### SHORT PROBLEM
Extract, from the listing that follows, each line containing the word "with".

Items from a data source

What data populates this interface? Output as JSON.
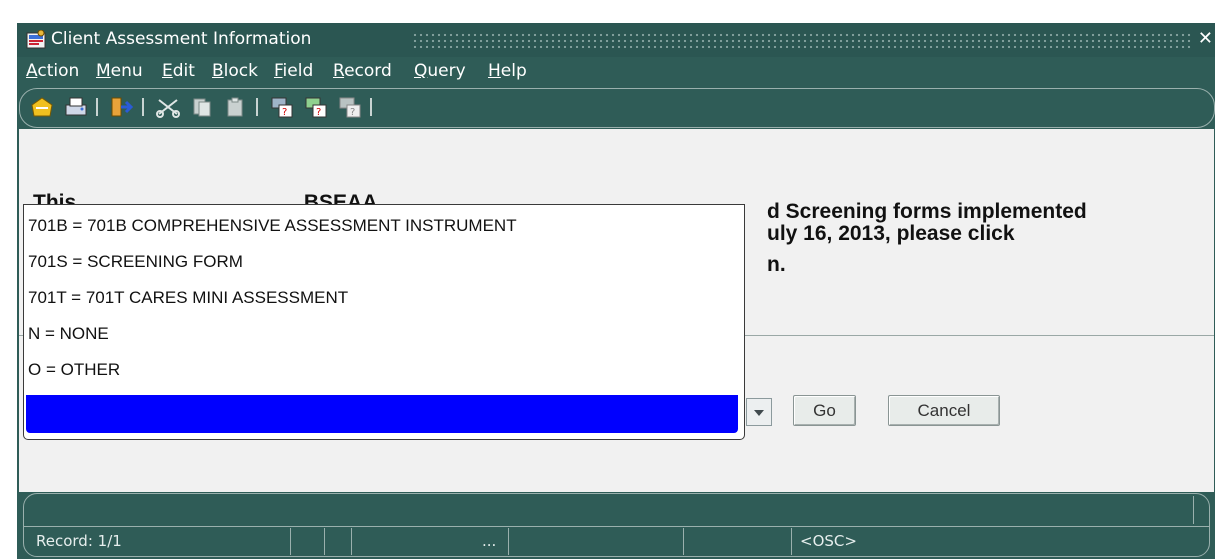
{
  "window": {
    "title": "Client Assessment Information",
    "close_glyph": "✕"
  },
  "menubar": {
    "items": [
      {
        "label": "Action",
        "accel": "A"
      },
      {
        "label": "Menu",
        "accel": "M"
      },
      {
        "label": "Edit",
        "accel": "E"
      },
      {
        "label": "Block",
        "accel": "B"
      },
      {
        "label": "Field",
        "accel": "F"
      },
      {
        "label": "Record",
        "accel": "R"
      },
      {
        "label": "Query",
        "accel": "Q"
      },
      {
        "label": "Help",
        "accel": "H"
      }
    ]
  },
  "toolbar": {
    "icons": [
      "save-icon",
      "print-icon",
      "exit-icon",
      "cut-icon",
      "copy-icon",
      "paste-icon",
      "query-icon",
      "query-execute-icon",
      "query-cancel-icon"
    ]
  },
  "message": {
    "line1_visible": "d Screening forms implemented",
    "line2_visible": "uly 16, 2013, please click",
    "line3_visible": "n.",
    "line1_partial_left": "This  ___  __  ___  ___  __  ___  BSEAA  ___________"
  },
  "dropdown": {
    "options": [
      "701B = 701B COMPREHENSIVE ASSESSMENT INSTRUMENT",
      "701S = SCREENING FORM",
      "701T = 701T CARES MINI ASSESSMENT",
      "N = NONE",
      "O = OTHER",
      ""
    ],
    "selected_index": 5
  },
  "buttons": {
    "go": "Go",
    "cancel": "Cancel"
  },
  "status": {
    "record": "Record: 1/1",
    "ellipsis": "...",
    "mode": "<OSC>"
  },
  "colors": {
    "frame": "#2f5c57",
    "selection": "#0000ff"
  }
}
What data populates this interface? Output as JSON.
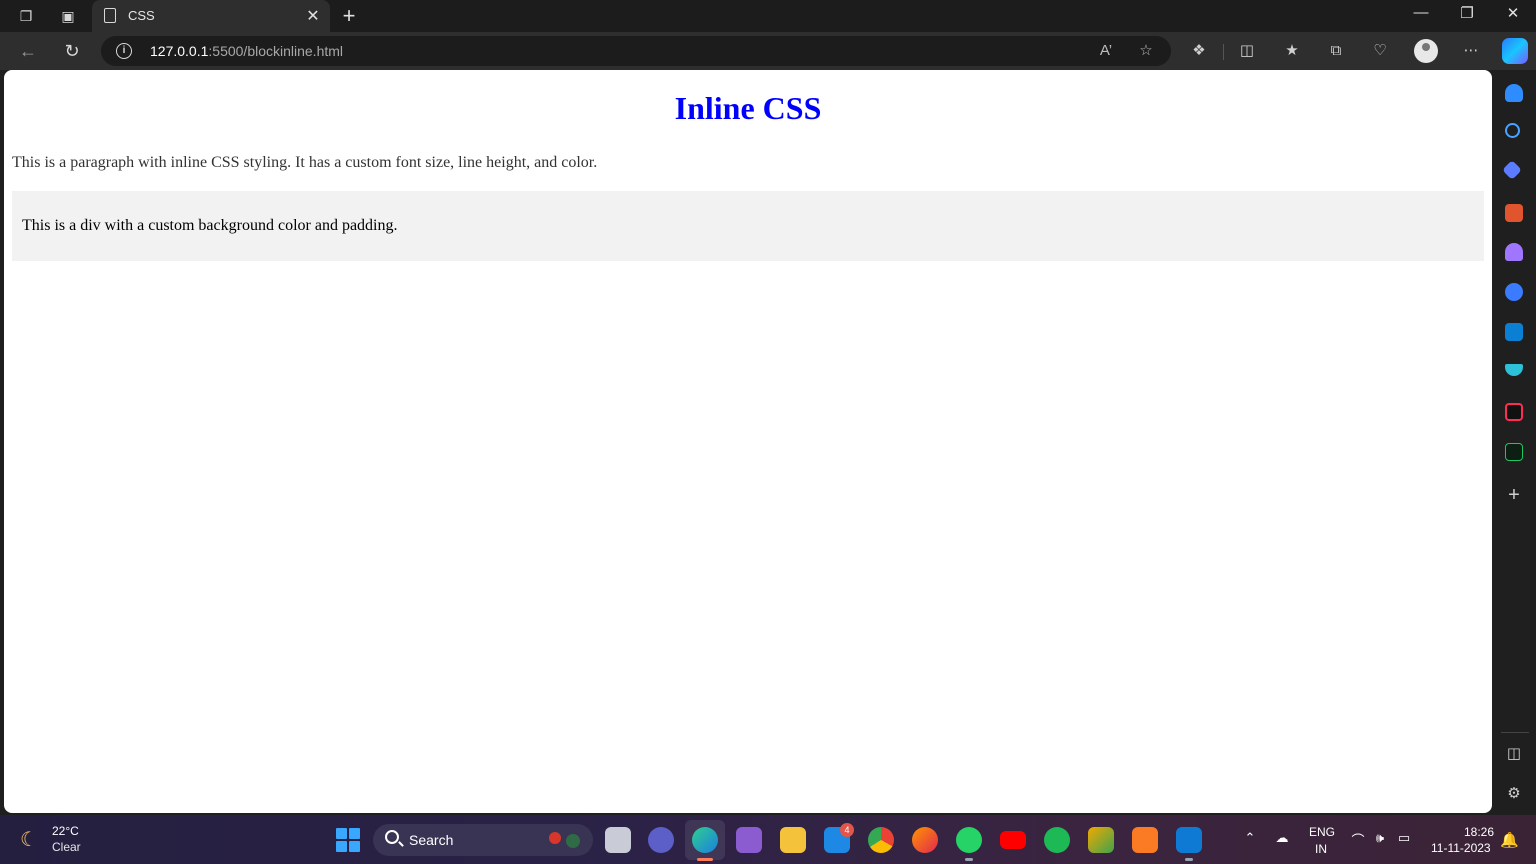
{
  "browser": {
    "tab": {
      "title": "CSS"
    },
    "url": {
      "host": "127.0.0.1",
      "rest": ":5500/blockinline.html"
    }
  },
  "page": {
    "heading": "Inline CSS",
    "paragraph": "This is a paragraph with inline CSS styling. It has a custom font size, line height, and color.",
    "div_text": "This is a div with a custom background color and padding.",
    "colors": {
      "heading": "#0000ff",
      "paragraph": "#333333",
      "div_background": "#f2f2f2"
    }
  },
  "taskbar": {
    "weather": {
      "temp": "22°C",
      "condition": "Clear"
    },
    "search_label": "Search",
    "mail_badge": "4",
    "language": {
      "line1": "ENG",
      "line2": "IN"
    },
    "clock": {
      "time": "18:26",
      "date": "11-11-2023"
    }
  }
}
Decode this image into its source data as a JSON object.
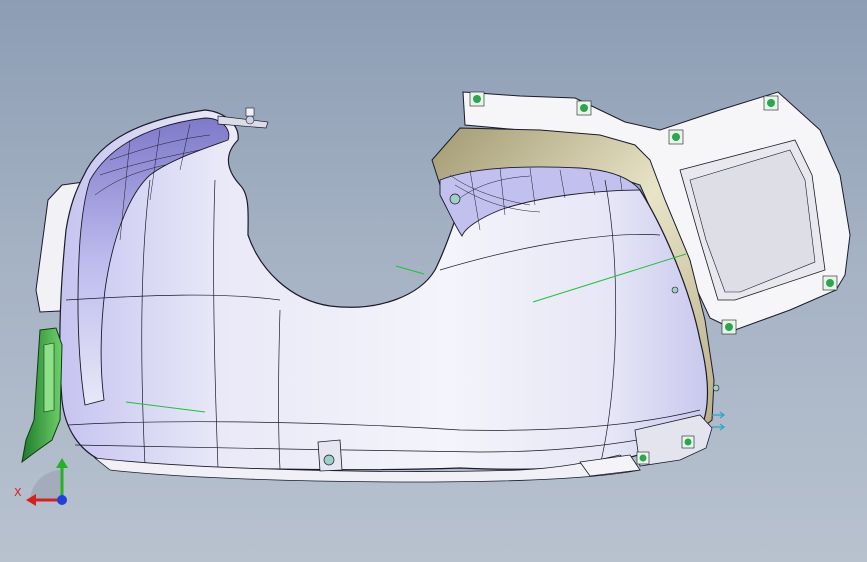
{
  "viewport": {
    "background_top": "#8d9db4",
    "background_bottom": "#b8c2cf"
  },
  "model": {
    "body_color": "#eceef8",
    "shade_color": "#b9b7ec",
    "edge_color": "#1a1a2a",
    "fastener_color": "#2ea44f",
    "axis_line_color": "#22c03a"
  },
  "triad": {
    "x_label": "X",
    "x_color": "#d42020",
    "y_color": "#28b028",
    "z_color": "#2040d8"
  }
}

### TASK SOLUTION
    "paragraph": "This is a paragraph with inline CSS styling. It has a custom font size, line height, and color.",
    "div_text": "This is a div with a custom background color and padding.",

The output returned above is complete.